GIVEN INSTRUCTION
Write only the number of lines in the records beneath that hold "arrow".

DATASET ENTRIES

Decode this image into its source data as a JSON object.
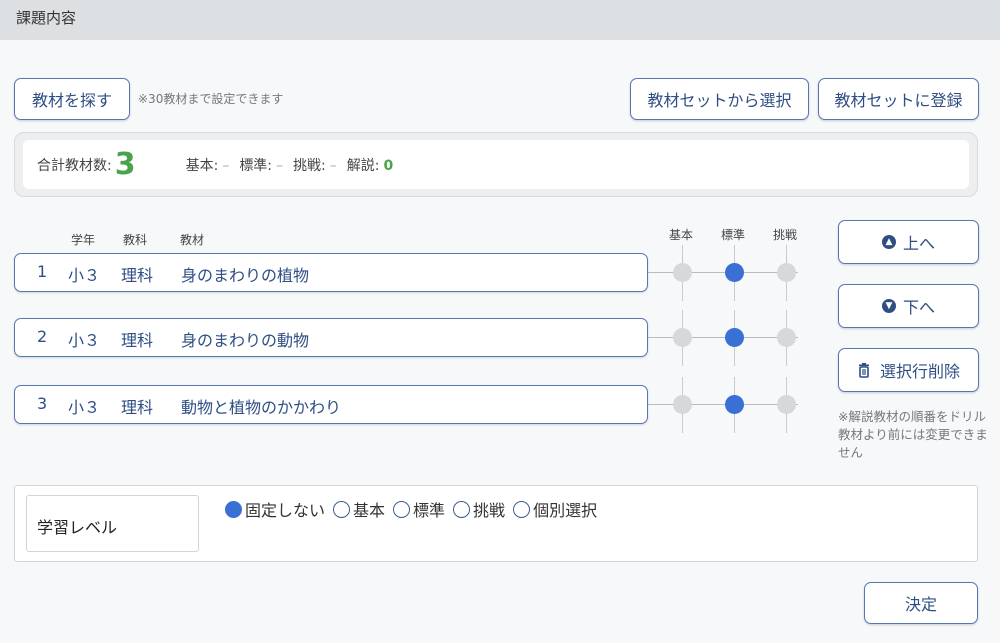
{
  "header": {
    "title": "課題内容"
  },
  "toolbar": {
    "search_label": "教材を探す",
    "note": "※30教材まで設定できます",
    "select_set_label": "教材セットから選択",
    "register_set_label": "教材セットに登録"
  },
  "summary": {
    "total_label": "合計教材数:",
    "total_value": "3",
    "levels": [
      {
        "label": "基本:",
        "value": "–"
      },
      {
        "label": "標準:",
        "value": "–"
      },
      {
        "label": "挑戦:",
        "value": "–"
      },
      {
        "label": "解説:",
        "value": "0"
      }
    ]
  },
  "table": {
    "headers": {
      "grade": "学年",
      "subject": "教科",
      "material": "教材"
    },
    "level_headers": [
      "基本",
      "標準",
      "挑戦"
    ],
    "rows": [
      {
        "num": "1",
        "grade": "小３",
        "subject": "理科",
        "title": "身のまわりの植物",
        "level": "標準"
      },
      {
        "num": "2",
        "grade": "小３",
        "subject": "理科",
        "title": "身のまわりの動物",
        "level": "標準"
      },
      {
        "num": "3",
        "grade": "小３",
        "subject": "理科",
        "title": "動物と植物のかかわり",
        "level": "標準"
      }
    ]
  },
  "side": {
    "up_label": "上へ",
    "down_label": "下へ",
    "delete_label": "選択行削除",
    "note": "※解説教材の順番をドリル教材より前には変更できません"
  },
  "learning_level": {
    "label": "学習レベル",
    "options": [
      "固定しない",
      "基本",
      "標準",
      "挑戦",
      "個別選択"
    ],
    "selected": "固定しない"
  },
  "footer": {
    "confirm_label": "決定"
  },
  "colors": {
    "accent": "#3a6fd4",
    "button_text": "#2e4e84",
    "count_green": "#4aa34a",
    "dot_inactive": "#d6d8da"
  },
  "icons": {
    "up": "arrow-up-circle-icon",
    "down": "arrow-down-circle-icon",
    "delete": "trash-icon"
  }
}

IN RESPONSE
2